— Begin —

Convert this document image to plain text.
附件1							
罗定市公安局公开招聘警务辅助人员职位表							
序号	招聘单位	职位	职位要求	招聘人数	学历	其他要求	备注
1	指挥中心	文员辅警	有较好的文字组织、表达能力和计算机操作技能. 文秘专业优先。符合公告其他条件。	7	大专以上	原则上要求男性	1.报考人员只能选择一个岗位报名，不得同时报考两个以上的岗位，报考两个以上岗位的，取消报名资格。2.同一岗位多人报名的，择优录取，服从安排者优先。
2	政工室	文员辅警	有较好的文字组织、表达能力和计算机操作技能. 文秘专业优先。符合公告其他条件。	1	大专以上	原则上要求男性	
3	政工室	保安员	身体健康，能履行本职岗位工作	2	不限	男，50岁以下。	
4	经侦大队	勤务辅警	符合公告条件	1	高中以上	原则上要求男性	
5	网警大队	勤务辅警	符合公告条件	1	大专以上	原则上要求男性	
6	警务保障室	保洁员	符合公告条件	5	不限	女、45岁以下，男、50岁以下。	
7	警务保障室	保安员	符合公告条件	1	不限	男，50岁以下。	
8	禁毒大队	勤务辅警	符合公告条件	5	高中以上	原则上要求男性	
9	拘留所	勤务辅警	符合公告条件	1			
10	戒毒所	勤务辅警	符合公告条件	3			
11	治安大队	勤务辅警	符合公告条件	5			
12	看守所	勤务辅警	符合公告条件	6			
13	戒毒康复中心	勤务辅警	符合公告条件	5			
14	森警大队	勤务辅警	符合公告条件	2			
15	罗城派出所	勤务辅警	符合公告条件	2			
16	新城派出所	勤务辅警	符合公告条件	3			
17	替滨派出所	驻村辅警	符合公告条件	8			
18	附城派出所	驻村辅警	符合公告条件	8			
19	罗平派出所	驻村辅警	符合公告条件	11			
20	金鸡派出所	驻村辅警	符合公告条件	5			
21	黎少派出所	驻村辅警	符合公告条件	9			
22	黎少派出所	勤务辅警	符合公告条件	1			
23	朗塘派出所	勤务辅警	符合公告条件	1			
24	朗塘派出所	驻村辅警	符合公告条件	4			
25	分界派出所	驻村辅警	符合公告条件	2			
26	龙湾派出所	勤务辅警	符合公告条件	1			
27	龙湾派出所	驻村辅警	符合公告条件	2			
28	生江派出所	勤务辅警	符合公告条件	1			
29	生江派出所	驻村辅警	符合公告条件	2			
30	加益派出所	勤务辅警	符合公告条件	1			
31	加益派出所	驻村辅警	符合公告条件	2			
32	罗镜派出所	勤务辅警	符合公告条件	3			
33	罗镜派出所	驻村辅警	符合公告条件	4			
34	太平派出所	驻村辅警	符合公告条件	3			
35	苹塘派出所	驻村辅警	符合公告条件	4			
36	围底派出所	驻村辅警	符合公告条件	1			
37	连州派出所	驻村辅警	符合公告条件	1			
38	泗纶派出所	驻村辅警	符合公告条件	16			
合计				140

— End —

> **SET TASK**: Check each line of the data above for the string "黎少派出所" and report only how many lines have it.

> **EXERCISE ANSWER**: 2